DATA EXTRACT start

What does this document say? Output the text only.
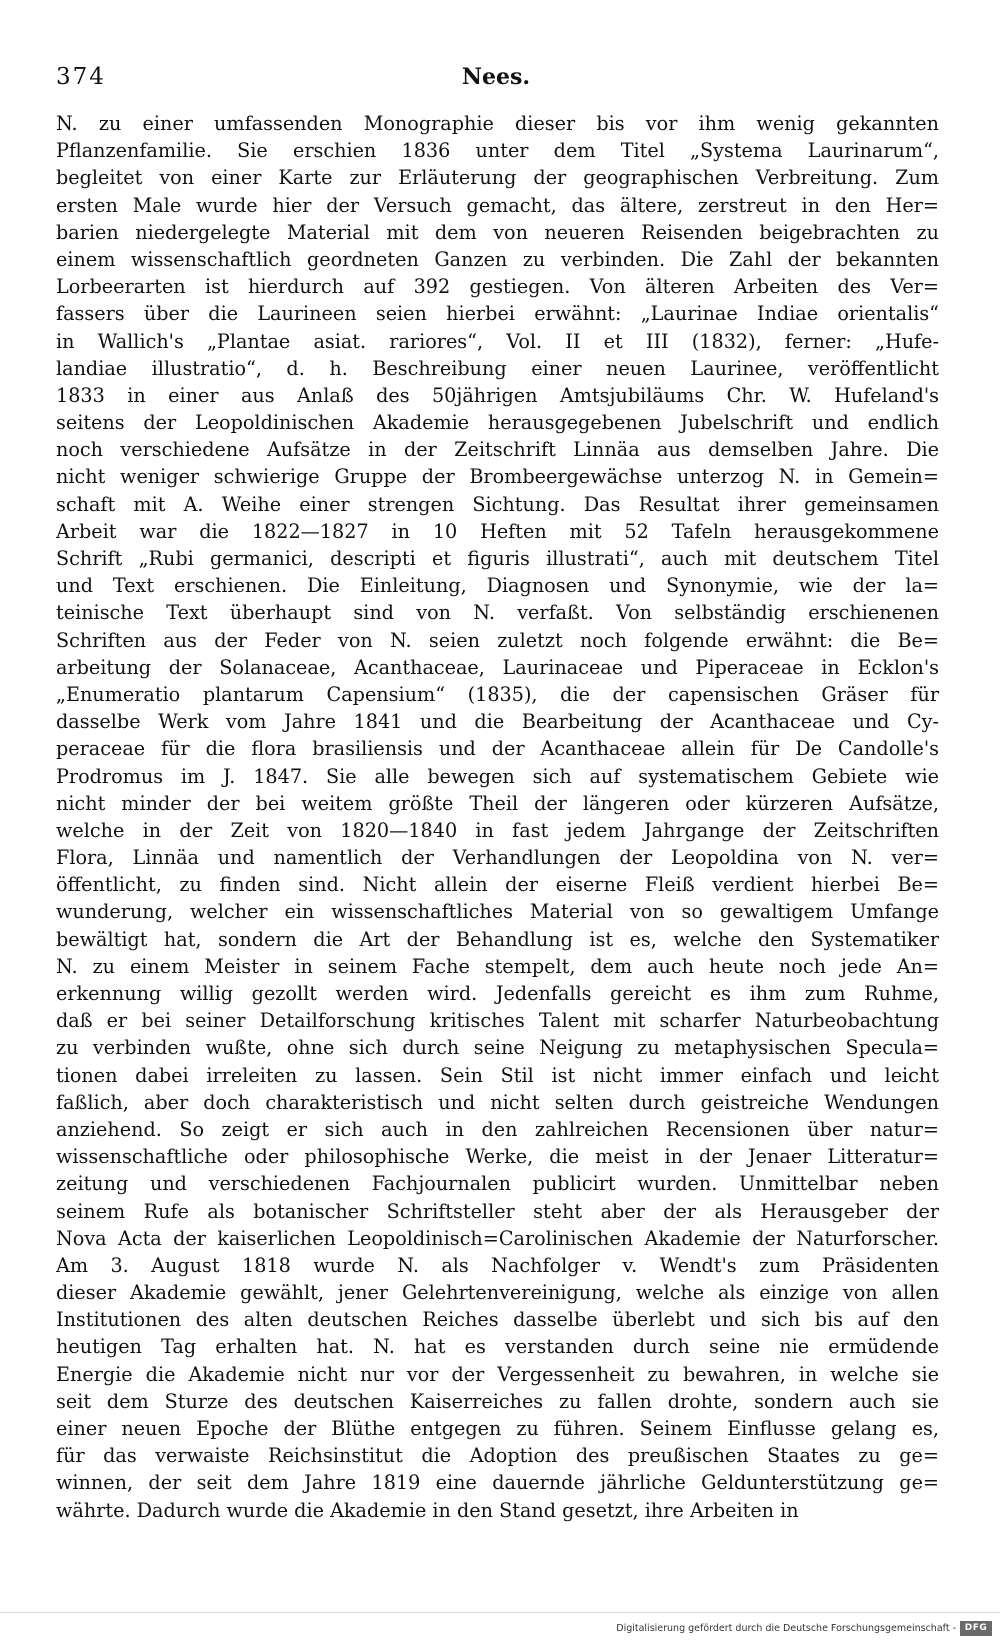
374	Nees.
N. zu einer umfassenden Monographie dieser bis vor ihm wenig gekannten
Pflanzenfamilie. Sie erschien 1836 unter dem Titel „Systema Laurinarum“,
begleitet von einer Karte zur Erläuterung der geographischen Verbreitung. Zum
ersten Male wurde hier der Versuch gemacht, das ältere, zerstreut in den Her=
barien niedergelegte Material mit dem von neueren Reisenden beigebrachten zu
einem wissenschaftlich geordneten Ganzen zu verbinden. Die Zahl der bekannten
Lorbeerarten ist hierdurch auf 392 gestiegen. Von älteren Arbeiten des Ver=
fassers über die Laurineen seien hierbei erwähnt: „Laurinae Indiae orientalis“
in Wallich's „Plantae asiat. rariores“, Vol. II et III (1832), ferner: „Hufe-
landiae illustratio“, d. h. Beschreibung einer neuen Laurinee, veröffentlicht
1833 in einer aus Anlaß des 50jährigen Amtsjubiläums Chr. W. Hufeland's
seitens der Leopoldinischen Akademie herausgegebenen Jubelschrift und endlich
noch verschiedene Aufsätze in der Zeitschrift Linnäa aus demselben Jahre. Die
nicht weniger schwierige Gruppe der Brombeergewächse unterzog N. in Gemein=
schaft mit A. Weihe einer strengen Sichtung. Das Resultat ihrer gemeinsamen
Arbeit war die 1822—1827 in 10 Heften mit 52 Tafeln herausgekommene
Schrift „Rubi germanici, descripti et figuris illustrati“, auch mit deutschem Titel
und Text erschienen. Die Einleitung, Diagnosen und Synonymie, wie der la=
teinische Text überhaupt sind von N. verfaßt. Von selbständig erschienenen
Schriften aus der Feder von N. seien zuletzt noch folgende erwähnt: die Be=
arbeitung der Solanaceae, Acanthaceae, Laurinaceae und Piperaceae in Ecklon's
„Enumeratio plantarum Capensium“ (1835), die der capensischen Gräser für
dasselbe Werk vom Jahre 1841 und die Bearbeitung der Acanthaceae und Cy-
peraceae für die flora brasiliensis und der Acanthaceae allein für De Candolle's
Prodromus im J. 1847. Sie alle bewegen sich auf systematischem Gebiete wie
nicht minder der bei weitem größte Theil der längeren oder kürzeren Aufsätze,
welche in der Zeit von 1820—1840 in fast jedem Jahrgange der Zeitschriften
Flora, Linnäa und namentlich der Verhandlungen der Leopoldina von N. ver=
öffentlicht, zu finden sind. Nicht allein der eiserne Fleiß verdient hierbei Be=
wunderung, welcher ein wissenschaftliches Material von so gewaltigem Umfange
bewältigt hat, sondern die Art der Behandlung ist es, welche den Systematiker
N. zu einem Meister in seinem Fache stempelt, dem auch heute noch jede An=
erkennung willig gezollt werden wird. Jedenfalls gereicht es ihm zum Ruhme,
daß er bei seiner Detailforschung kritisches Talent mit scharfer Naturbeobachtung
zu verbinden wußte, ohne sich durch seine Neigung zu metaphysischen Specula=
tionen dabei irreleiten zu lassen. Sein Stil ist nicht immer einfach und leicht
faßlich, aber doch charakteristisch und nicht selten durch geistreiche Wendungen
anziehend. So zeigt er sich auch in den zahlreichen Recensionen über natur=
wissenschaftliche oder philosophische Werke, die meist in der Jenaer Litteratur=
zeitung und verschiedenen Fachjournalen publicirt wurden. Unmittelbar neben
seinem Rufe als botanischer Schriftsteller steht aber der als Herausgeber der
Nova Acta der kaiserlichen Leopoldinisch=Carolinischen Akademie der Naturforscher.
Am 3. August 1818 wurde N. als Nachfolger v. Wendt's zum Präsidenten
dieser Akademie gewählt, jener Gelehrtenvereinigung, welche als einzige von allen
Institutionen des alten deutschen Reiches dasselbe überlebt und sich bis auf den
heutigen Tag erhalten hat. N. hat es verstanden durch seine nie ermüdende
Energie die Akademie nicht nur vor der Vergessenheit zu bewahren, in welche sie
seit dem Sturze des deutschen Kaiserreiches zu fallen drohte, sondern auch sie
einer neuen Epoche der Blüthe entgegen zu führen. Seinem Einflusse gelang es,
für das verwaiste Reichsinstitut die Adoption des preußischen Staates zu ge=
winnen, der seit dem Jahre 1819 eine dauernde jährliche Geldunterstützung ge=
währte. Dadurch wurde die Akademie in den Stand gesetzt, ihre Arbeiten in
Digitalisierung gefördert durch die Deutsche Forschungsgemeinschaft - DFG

DATA EXTRACT end

Read the entries above, then pull out the lines that include "hierbei".

**SOLUTION TO THE PROBLEM**
fassers über die Laurineen seien hierbei erwähnt: „Laurinae Indiae orientalis“
öffentlicht, zu finden sind. Nicht allein der eiserne Fleiß verdient hierbei Be=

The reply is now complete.